• Required task: Identify the lines containing the word "either". Copy each one.

• Task data:
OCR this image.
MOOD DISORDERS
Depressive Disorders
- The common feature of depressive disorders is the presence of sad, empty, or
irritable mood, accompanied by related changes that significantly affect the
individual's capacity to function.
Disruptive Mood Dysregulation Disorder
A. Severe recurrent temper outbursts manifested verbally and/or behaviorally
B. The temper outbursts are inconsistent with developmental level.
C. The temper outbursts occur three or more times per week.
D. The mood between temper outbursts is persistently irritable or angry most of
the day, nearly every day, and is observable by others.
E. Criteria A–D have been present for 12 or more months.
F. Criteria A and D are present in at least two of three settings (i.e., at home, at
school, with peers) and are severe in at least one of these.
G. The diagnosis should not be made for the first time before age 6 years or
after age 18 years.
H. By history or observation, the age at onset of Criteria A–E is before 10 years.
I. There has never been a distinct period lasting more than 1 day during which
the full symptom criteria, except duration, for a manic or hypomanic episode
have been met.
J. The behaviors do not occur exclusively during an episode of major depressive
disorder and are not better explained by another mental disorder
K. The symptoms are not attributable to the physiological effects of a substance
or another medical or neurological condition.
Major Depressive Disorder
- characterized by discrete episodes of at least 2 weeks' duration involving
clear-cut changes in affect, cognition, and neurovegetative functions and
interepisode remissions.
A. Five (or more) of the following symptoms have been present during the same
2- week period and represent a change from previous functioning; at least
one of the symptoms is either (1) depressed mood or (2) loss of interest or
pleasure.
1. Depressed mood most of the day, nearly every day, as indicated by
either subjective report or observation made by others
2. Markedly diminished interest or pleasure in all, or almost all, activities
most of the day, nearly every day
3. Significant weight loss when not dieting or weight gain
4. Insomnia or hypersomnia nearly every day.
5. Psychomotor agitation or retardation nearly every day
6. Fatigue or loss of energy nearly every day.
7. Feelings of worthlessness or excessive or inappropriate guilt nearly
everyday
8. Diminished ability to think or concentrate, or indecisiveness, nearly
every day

• Exercise output:
one of the symptoms is either (1) depressed mood or (2) loss of interest or
either subjective report or observation made by others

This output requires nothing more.